● **Written problem**:
Please reproduce the text below on differential equations, word for word and in full.

● **Supplied text**:
Strangely, it was while auditing a partial DiffEQ class during my daughter's college search that the professor's explanation clicked....Time, place, and history matter.

Thanks for the memory!

 

Partials are anything but ordinary :)  (another rimshot) 

 

[For those following along who didn't pursue this pathway by wise choice, the simplest forms of differential equations are called "ordinary differential equations" and deal with just one changing variable.  The simplest of these is a derivative with limits in calculus.  Partials add additional variables, all of which are constantly changing and the purpose of solving them is to try to pin them all down at the same time.  Some of the solutions even involve imaginary numbers.  How does this stuff come into play?  Imagine you have a bulbous cone-shaped tub of water that is draining out through a hole in the bottom like a funnel.  We know that the flowrate of water is influenced by the depth of water in the funnel.  Let's say you're interested in knowing how long it will take to drain all the water.  You'll get the wrong answer if you just use the flowrate you measure at the beginning of the process.  You'll also get the wrong answer if you average the flowrates at the beginning and end of the process because the cone shape means that the depth of water changes differently for every incremental amount of water that drizzles out.  Differential equations would let us define HOW the flowrate varies over time with respect to the continuously changing depth of water.  Things like this matter when you shoot a rocket in the air and need to figure out what it's up to as its mass changes due to burning the fuel.  NASA would miss Mars without differential equations.  In Ed's case, it would mean the power generation potential of a turbine is changing due to the height of water falling on it changing too.]

 

Tough stuff for almost anyone, although there is always that one guy who gets it and frustrates the rest of us.  Systems of those equations are horrific.  You soon start to realize that all the matrix math learned in high school actually has a purpose and that you hadn't paid enough attention.  I had never struggled in any math before; PDE's were a rude awakening that I wasn't the genius I thought I was.

[Element and box listings]
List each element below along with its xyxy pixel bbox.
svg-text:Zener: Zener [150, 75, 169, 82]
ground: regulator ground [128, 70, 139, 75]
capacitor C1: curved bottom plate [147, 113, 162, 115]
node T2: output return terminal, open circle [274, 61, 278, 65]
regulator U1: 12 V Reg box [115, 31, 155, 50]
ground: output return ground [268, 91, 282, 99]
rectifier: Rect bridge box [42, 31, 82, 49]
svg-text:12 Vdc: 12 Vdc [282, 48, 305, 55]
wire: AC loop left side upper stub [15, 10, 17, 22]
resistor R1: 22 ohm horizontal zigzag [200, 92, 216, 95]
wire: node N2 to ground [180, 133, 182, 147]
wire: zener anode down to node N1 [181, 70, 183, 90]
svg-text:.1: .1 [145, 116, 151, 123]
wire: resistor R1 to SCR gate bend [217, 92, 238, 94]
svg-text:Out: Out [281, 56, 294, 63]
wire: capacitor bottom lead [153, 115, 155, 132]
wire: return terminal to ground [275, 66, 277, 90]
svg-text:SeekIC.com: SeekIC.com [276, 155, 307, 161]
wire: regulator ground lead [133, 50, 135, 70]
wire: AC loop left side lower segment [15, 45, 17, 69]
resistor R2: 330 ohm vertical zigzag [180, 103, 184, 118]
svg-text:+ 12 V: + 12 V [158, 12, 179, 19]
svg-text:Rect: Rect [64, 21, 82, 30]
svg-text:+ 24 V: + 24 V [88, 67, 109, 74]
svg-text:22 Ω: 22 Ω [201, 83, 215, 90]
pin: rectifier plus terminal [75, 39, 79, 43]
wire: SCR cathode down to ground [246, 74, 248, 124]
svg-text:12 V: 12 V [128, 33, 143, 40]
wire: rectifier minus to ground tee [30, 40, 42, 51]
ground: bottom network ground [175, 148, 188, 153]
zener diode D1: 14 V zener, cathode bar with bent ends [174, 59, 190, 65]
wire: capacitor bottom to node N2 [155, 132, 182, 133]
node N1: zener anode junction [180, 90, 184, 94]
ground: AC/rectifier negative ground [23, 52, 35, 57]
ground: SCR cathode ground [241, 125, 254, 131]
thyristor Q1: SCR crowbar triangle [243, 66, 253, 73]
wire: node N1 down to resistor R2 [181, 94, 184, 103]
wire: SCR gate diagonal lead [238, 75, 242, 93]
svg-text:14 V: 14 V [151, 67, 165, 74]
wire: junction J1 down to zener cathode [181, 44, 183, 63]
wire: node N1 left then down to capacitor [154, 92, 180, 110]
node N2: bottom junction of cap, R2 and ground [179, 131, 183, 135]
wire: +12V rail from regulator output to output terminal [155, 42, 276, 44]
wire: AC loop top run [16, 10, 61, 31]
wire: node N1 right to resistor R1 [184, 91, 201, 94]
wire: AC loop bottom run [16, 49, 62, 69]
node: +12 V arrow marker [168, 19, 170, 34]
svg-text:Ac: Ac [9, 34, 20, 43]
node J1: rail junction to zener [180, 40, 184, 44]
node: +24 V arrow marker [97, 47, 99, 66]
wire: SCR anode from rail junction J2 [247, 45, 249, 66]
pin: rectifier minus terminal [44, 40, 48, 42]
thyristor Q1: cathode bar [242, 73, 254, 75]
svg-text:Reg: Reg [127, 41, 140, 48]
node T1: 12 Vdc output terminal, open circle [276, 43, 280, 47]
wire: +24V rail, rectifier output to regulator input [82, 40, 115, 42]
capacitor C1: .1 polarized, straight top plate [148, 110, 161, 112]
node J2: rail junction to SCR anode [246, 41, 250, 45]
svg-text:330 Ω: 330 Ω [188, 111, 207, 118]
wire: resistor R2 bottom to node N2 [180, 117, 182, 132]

● **Answer to this problem**:
Strangely, it was while auditing a partial DiffEQ class during my daughter's college search that the professor's explanation clicked....Time, place, and history matter.

Thanks for the memory!

 

Partials are anything but ordinary :)  (another rimshot) 

 

[For those following along who didn't pursue this pathway by wise choice, the simplest forms of differential equations are called "ordinary differential equations" and deal with just one changing variable.  The simplest of these is a derivative with limits in calculus.  Partials add additional variables, all of which are constantly changing and the purpose of solving them is to try to pin them all down at the same time.  Some of the solutions even involve imaginary numbers.  How does this stuff come into play?  Imagine you have a bulbous cone-shaped tub of water that is draining out through a hole in the bottom like a funnel.  We know that the flowrate of water is influenced by the depth of water in the funnel.  Let's say you're interested in knowing how long it will take to drain all the water.  You'll get the wrong answer if you just use the flowrate you measure at the beginning of the process.  You'll also get the wrong answer if you average the flowrates at the beginning and end of the process because the cone shape means that the depth of water changes differently for every incremental amount of water that drizzles out.  Differential equations would let us define HOW the flowrate varies over time with respect to the continuously changing depth of water.  Things like this matter when you shoot a rocket in the air and need to figure out what it's up to as its mass changes due to burning the fuel.  NASA would miss Mars without differential equations.  In Ed's case, it would mean the power generation potential of a turbine is changing due to the height of water falling on it changing too.]

 

Tough stuff for almost anyone, although there is always that one guy who gets it and frustrates the rest of us.  Systems of those equations are horrific.  You soon start to realize that all the matrix math learned in high school actually has a purpose and that you hadn't paid enough attention.  I had never struggled in any math before; PDE's were a rude awakening that I wasn't the genius I thought I was.